What is asked: What is the number of lines in the entries below that include the word "Init"? Provide the number only.

Entries shown:
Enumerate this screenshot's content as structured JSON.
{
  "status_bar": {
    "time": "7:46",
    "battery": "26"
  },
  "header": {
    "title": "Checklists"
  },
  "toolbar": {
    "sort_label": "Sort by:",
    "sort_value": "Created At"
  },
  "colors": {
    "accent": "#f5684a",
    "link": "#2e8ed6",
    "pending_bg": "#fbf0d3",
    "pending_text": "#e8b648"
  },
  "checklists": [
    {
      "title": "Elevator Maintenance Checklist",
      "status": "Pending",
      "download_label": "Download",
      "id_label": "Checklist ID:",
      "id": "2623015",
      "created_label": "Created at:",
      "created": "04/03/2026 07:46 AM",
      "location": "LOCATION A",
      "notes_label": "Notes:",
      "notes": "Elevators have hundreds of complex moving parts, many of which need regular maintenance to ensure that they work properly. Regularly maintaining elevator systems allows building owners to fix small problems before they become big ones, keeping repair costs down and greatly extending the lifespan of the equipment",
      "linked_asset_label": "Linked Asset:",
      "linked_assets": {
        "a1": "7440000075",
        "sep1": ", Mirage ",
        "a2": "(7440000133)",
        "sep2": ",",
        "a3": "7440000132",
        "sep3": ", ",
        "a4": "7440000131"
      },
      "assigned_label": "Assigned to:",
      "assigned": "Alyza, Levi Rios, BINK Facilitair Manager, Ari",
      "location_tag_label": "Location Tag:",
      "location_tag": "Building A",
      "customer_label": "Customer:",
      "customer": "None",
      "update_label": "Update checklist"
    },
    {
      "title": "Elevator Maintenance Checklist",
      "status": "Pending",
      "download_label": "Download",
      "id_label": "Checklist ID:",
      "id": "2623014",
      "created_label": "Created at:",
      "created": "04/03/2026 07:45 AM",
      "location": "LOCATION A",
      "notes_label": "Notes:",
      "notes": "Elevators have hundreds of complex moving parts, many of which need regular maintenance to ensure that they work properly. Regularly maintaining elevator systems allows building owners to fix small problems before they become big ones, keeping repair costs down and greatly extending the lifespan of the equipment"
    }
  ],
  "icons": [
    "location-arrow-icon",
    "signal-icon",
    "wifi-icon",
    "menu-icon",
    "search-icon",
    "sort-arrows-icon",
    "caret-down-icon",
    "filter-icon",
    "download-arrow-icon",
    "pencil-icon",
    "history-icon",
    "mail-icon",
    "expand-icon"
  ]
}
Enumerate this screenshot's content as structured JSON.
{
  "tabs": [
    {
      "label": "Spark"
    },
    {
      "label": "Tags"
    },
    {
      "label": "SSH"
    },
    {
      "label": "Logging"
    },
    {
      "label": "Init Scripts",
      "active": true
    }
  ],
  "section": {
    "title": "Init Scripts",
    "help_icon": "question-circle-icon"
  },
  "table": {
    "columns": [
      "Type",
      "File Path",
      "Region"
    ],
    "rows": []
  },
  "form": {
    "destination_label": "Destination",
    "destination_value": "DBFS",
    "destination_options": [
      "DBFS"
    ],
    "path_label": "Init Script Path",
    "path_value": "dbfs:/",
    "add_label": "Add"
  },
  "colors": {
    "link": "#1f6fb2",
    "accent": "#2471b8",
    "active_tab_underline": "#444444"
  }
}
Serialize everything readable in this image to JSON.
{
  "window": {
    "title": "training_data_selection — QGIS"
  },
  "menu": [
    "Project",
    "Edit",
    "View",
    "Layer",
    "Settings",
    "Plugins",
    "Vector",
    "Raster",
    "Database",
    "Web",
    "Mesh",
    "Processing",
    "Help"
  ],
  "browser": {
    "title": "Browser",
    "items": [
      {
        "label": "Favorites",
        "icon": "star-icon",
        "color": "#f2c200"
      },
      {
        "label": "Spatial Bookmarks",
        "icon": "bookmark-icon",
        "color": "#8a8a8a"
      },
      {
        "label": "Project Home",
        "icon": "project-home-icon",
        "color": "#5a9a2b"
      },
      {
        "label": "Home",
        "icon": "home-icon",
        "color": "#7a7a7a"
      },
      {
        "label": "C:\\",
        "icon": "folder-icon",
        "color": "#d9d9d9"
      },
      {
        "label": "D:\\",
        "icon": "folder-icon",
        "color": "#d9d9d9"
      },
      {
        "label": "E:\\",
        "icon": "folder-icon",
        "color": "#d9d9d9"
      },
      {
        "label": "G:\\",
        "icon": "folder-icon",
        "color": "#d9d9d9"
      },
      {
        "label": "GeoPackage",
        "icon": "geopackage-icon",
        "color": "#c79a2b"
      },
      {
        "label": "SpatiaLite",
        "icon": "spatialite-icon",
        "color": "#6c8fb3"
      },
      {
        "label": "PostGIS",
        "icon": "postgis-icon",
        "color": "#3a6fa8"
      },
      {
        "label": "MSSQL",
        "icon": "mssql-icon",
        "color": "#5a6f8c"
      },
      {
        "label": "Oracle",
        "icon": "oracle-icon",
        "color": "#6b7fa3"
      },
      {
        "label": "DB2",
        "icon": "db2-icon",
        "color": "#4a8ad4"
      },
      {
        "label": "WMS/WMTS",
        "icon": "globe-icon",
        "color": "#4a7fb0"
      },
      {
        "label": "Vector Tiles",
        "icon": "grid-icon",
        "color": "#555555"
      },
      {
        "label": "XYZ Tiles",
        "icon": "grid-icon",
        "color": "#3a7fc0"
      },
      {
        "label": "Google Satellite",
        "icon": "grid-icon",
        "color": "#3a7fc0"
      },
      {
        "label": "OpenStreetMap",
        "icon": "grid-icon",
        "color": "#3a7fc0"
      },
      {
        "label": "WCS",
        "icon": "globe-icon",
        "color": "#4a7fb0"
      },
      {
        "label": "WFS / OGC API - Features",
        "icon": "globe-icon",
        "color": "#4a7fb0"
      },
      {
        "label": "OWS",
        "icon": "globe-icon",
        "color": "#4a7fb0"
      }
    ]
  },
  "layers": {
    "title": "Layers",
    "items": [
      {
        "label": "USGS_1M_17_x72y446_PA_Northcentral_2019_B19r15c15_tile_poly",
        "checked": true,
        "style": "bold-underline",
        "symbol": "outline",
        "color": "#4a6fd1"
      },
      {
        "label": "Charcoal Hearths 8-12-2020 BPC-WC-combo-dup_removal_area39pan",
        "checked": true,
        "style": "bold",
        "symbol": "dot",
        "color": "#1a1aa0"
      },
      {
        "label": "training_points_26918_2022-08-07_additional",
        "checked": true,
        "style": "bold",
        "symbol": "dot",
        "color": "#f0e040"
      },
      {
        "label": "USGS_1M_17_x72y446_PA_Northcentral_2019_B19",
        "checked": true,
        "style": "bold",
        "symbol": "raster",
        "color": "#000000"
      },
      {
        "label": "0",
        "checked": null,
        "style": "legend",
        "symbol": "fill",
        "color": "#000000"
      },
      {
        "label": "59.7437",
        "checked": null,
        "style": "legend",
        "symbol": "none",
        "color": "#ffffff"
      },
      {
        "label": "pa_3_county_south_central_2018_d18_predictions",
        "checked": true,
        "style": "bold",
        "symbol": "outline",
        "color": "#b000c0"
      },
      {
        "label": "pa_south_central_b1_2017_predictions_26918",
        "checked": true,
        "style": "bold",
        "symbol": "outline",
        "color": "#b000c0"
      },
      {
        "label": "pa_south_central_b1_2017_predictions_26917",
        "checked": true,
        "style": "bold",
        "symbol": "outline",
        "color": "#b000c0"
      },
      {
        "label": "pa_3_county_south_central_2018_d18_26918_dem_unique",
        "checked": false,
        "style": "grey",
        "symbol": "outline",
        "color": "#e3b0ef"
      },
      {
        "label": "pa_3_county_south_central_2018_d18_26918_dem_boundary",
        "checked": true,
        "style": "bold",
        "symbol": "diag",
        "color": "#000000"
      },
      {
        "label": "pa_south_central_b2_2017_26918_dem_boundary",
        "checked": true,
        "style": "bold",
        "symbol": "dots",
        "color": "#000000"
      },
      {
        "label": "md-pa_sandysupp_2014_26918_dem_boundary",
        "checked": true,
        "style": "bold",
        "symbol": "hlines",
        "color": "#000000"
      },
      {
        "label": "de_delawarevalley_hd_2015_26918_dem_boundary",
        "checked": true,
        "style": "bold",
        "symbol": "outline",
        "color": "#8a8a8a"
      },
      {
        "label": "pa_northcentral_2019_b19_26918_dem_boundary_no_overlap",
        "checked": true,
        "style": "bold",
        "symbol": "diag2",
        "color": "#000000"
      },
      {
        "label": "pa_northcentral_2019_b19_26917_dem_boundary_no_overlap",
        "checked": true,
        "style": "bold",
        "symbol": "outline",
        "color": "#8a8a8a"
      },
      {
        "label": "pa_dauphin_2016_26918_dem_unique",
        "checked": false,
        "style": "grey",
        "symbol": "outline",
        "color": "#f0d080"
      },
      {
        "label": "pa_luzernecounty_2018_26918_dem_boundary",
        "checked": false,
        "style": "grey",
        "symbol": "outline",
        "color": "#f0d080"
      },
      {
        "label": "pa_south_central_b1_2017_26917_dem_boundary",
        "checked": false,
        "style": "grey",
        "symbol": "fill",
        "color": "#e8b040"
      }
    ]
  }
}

Problem solution: 3